Task statement | Reproduce every line of the entries below word for word, but leave the pictures out of your output.

** START **

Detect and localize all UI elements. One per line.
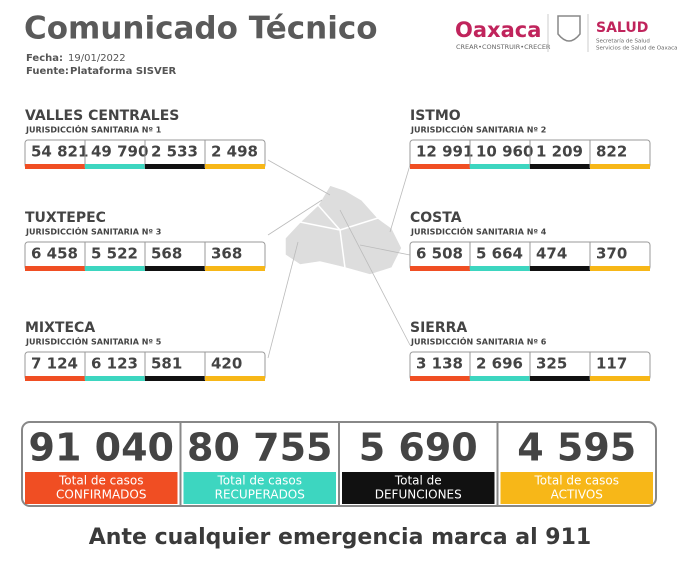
- region-value: 5 664: [476, 245, 523, 263]
- region-value: 6 508: [416, 245, 463, 263]
- map: [267, 159, 411, 359]
- color-bar: [25, 266, 85, 271]
- color-bar: [590, 164, 650, 169]
- title: Comunicado Técnico: [24, 11, 378, 47]
- region-value: 474: [536, 245, 567, 263]
- color-bar: [145, 164, 205, 169]
- total-value: 4 595: [517, 426, 636, 470]
- total-label-bg: [25, 472, 178, 504]
- region-value: 581: [151, 355, 182, 373]
- jurisdiction: JURISDICCIÓN SANITARIA Nº 2: [410, 124, 546, 135]
- color-bar: [590, 266, 650, 271]
- region-value: 12 991: [416, 143, 473, 161]
- total-label-bg: [342, 472, 495, 504]
- region-value: 6 458: [31, 245, 78, 263]
- region-value: 3 138: [416, 355, 463, 373]
- color-bar: [470, 376, 530, 381]
- color-bar: [85, 266, 145, 271]
- region-value: 822: [596, 143, 627, 161]
- source-label: Fuente:: [26, 66, 69, 77]
- region-value: 117: [596, 355, 627, 373]
- region-value: 6 123: [91, 355, 138, 373]
- total-label-bg: [183, 472, 336, 504]
- total-label: RECUPERADOS: [215, 488, 305, 502]
- color-bar: [205, 164, 265, 169]
- color-bar: [530, 376, 590, 381]
- date-label: Fecha:: [26, 53, 63, 64]
- region-value: 568: [151, 245, 182, 263]
- region-value: 325: [536, 355, 567, 373]
- color-bar: [145, 266, 205, 271]
- region-value: 368: [211, 245, 242, 263]
- health-logo: SALUD: [596, 20, 648, 36]
- total-label: CONFIRMADOS: [56, 488, 146, 502]
- region-value: 2 696: [476, 355, 523, 373]
- total-label-bg: [500, 472, 653, 504]
- region-value: 5 522: [91, 245, 138, 263]
- health-sub: Secretaría de Salud: [596, 38, 650, 45]
- color-bar: [205, 376, 265, 381]
- jurisdiction: JURISDICCIÓN SANITARIA Nº 1: [25, 124, 162, 135]
- color-bar: [205, 266, 265, 271]
- region-value: 7 124: [31, 355, 78, 373]
- region-name: COSTA: [410, 210, 462, 226]
- total-label: Total de casos: [534, 474, 619, 488]
- color-bar: [470, 266, 530, 271]
- jurisdiction: JURISDICCIÓN SANITARIA Nº 6: [410, 336, 547, 347]
- color-bar: [470, 164, 530, 169]
- color-bar: [85, 376, 145, 381]
- source: Plataforma SISVER: [70, 66, 177, 77]
- region-name: VALLES CENTRALES: [25, 108, 179, 124]
- total-value: 91 040: [29, 426, 174, 470]
- date: 19/01/2022: [68, 53, 126, 64]
- color-bar: [85, 164, 145, 169]
- jurisdiction: JURISDICCIÓN SANITARIA Nº 3: [25, 226, 161, 237]
- region-value: 370: [596, 245, 627, 263]
- state-motto: CREAR•CONSTRUIR•CRECER: [456, 43, 551, 51]
- region-value: 420: [211, 355, 242, 373]
- state-logo: Oaxaca: [455, 18, 541, 42]
- color-bar: [25, 164, 85, 169]
- color-bar: [25, 376, 85, 381]
- total-label: DEFUNCIONES: [375, 488, 462, 502]
- region-name: ISTMO: [410, 108, 461, 124]
- total-value: 80 755: [187, 426, 332, 470]
- region-value: 1 209: [536, 143, 583, 161]
- jurisdiction: JURISDICCIÓN SANITARIA Nº 4: [410, 226, 547, 237]
- region-name: SIERRA: [410, 320, 467, 336]
- color-bar: [410, 266, 470, 271]
- region-name: TUXTEPEC: [25, 210, 106, 226]
- color-bar: [145, 376, 205, 381]
- region-name: MIXTECA: [25, 320, 95, 336]
- color-bar: [530, 266, 590, 271]
- region-value: 2 498: [211, 143, 258, 161]
- total-label: Total de casos: [58, 474, 143, 488]
- region-value: 54 821: [31, 143, 88, 161]
- total-label: ACTIVOS: [551, 488, 603, 502]
- footer: Ante cualquier emergencia marca al 911: [89, 525, 591, 550]
- color-bar: [590, 376, 650, 381]
- color-bar: [410, 164, 470, 169]
- jurisdiction: JURISDICCIÓN SANITARIA Nº 5: [25, 336, 162, 347]
- region-value: 49 790: [91, 143, 148, 161]
- total-label: Total de casos: [217, 474, 302, 488]
- total-label: Total de: [394, 474, 442, 488]
- region-value: 2 533: [151, 143, 198, 161]
- region-value: 10 960: [476, 143, 533, 161]
- coat-of-arms: [557, 15, 581, 42]
- health-sub: Servicios de Salud de Oaxaca: [596, 46, 678, 52]
- color-bar: [530, 164, 590, 169]
- color-bar: [410, 376, 470, 381]
- total-value: 5 690: [359, 426, 478, 470]
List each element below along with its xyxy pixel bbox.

** END **

Task output |
Detect and localize all UI elements. One per line.
- region-value: 5 664: [476, 245, 523, 263]
- region-value: 6 508: [416, 245, 463, 263]
- map: [267, 159, 411, 359]
- color-bar: [25, 266, 85, 271]
- color-bar: [590, 164, 650, 169]
- title: Comunicado Técnico: [24, 11, 378, 47]
- region-value: 474: [536, 245, 567, 263]
- color-bar: [145, 164, 205, 169]
- total-value: 4 595: [517, 426, 636, 470]
- total-label-bg: [25, 472, 178, 504]
- region-value: 581: [151, 355, 182, 373]
- jurisdiction: JURISDICCIÓN SANITARIA Nº 2: [410, 124, 546, 135]
- color-bar: [590, 266, 650, 271]
- region-value: 12 991: [416, 143, 473, 161]
- total-label-bg: [342, 472, 495, 504]
- region-value: 6 458: [31, 245, 78, 263]
- region-value: 3 138: [416, 355, 463, 373]
- color-bar: [470, 376, 530, 381]
- color-bar: [85, 266, 145, 271]
- region-value: 822: [596, 143, 627, 161]
- source-label: Fuente:: [26, 66, 69, 77]
- region-value: 117: [596, 355, 627, 373]
- region-value: 6 123: [91, 355, 138, 373]
- total-label-bg: [183, 472, 336, 504]
- total-label: RECUPERADOS: [215, 488, 305, 502]
- color-bar: [205, 164, 265, 169]
- color-bar: [530, 376, 590, 381]
- date-label: Fecha:: [26, 53, 63, 64]
- region-value: 568: [151, 245, 182, 263]
- region-value: 325: [536, 355, 567, 373]
- color-bar: [145, 266, 205, 271]
- region-value: 368: [211, 245, 242, 263]
- health-logo: SALUD: [596, 20, 648, 36]
- total-label: CONFIRMADOS: [56, 488, 146, 502]
- region-value: 2 696: [476, 355, 523, 373]
- total-label-bg: [500, 472, 653, 504]
- region-value: 5 522: [91, 245, 138, 263]
- health-sub: Secretaría de Salud: [596, 38, 650, 45]
- color-bar: [205, 376, 265, 381]
- jurisdiction: JURISDICCIÓN SANITARIA Nº 1: [25, 124, 162, 135]
- color-bar: [205, 266, 265, 271]
- region-value: 7 124: [31, 355, 78, 373]
- region-name: COSTA: [410, 210, 462, 226]
- total-label: Total de casos: [534, 474, 619, 488]
- color-bar: [470, 266, 530, 271]
- jurisdiction: JURISDICCIÓN SANITARIA Nº 6: [410, 336, 547, 347]
- color-bar: [470, 164, 530, 169]
- color-bar: [85, 376, 145, 381]
- source: Plataforma SISVER: [70, 66, 177, 77]
- region-name: VALLES CENTRALES: [25, 108, 179, 124]
- total-value: 91 040: [29, 426, 174, 470]
- date: 19/01/2022: [68, 53, 126, 64]
- color-bar: [85, 164, 145, 169]
- jurisdiction: JURISDICCIÓN SANITARIA Nº 3: [25, 226, 161, 237]
- region-value: 370: [596, 245, 627, 263]
- state-motto: CREAR•CONSTRUIR•CRECER: [456, 43, 551, 51]
- region-value: 420: [211, 355, 242, 373]
- state-logo: Oaxaca: [455, 18, 541, 42]
- color-bar: [25, 164, 85, 169]
- color-bar: [25, 376, 85, 381]
- total-label: DEFUNCIONES: [375, 488, 462, 502]
- region-name: ISTMO: [410, 108, 461, 124]
- total-value: 80 755: [187, 426, 332, 470]
- region-value: 1 209: [536, 143, 583, 161]
- jurisdiction: JURISDICCIÓN SANITARIA Nº 4: [410, 226, 547, 237]
- region-name: SIERRA: [410, 320, 467, 336]
- color-bar: [410, 266, 470, 271]
- region-name: TUXTEPEC: [25, 210, 106, 226]
- color-bar: [145, 376, 205, 381]
- region-name: MIXTECA: [25, 320, 95, 336]
- color-bar: [530, 266, 590, 271]
- region-value: 2 498: [211, 143, 258, 161]
- total-label: Total de casos: [58, 474, 143, 488]
- region-value: 54 821: [31, 143, 88, 161]
- total-label: ACTIVOS: [551, 488, 603, 502]
- footer: Ante cualquier emergencia marca al 911: [89, 525, 591, 550]
- color-bar: [590, 376, 650, 381]
- color-bar: [410, 164, 470, 169]
- jurisdiction: JURISDICCIÓN SANITARIA Nº 5: [25, 336, 162, 347]
- region-value: 49 790: [91, 143, 148, 161]
- total-label: Total de casos: [217, 474, 302, 488]
- total-label: Total de: [394, 474, 442, 488]
- region-value: 2 533: [151, 143, 198, 161]
- region-value: 10 960: [476, 143, 533, 161]
- coat-of-arms: [557, 15, 581, 42]
- health-sub: Servicios de Salud de Oaxaca: [596, 46, 678, 52]
- color-bar: [530, 164, 590, 169]
- color-bar: [410, 376, 470, 381]
- total-value: 5 690: [359, 426, 478, 470]
List each element below along with its xyxy pixel bbox.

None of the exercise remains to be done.